§ **Dataset records**:
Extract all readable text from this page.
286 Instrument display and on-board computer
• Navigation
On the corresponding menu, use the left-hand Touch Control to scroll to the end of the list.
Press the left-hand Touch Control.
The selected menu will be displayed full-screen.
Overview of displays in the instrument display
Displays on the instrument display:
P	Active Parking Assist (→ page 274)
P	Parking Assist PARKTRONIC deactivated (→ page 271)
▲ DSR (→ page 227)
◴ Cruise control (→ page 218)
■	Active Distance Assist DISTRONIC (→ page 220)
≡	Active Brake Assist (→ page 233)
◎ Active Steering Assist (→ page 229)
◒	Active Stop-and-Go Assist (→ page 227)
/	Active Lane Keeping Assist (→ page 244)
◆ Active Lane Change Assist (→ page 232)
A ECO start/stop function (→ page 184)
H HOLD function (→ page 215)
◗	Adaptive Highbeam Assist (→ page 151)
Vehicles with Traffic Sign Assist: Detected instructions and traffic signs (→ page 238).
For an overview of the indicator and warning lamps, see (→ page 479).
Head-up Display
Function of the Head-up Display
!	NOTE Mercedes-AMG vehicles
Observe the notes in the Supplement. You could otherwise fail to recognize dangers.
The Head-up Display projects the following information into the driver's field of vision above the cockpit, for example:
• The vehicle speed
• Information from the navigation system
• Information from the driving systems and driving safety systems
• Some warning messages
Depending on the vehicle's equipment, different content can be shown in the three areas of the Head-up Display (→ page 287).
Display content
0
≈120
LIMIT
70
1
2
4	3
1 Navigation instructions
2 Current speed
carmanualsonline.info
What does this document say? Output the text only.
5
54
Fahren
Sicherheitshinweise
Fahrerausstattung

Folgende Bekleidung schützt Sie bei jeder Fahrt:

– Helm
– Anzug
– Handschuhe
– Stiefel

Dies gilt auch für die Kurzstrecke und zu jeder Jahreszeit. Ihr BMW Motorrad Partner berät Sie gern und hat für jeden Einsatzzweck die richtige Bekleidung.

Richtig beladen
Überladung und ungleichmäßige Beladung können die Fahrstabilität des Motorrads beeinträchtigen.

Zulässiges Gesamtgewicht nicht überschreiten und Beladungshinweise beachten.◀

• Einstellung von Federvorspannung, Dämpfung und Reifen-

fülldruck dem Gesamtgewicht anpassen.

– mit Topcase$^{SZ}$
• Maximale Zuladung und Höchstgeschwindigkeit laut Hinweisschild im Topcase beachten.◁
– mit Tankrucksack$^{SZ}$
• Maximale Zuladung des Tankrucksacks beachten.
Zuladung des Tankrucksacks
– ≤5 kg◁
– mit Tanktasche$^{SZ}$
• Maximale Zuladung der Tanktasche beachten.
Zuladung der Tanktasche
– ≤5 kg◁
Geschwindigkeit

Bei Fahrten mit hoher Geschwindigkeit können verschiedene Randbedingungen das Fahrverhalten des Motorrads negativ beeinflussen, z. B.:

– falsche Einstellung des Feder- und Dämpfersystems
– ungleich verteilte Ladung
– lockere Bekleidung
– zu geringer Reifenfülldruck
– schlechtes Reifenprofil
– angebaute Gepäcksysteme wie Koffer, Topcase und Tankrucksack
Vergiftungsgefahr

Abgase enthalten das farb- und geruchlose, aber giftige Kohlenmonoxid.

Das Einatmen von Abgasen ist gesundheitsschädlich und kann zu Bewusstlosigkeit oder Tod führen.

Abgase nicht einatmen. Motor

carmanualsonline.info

§ **Work required**:
Report the number of lines that include the string "Touch"; return nothing but the count.

§ **Solution to this exercise**:
2